[Extracted data entries]
________________________________________
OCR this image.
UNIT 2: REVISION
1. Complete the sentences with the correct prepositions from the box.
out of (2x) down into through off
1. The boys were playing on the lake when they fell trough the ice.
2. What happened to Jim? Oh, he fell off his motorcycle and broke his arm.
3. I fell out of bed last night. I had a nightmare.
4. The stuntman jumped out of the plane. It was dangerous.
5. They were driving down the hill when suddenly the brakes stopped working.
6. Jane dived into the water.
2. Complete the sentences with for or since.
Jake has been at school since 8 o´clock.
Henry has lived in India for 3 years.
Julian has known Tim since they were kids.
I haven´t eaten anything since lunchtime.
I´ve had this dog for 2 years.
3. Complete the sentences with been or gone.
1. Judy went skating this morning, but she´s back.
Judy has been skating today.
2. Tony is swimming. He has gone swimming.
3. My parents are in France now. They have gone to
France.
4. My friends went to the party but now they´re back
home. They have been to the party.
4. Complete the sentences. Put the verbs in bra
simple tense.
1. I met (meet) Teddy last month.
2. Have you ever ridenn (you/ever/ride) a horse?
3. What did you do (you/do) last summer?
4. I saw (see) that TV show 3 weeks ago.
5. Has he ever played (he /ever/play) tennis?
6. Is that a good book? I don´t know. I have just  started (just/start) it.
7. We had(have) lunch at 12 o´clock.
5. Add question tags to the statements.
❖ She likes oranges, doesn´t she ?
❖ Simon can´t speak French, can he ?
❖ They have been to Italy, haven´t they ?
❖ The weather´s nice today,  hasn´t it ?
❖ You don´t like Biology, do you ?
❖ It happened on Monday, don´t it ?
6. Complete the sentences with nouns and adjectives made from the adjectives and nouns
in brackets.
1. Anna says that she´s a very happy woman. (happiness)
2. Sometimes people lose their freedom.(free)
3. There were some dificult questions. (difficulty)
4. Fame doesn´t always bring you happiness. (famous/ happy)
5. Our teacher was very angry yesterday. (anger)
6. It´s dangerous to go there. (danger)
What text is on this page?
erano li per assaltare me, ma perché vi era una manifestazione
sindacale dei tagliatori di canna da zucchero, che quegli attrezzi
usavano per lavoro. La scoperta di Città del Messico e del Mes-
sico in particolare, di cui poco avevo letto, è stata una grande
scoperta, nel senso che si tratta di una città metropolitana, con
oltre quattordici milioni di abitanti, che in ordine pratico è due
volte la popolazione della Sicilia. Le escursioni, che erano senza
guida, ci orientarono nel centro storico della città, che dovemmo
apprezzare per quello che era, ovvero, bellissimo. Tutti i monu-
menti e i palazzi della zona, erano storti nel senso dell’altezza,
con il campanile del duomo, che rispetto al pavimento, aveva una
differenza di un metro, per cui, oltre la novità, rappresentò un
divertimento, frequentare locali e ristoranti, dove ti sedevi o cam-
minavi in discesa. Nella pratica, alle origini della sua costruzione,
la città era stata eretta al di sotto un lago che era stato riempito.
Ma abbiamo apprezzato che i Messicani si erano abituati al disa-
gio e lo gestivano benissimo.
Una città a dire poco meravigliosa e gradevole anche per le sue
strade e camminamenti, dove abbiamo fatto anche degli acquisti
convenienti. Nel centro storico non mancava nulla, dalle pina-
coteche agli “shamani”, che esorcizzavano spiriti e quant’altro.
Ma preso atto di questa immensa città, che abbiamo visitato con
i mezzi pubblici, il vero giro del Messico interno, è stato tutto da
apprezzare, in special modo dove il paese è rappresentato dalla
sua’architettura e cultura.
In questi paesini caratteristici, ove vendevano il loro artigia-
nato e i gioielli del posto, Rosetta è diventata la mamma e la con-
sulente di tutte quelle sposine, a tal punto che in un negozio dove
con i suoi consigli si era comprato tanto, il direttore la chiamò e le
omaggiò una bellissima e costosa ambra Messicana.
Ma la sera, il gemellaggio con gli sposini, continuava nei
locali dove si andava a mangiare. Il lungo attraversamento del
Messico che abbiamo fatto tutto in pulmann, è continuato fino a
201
________________________________________
- **Directions for this task**
Find and copy every line in the entries above where the string "senso" occurs.

- **Answer to this task**
scoperta, nel senso che si tratta di una città metropolitana, con
menti e i palazzi della zona, erano storti nel senso dell’altezza,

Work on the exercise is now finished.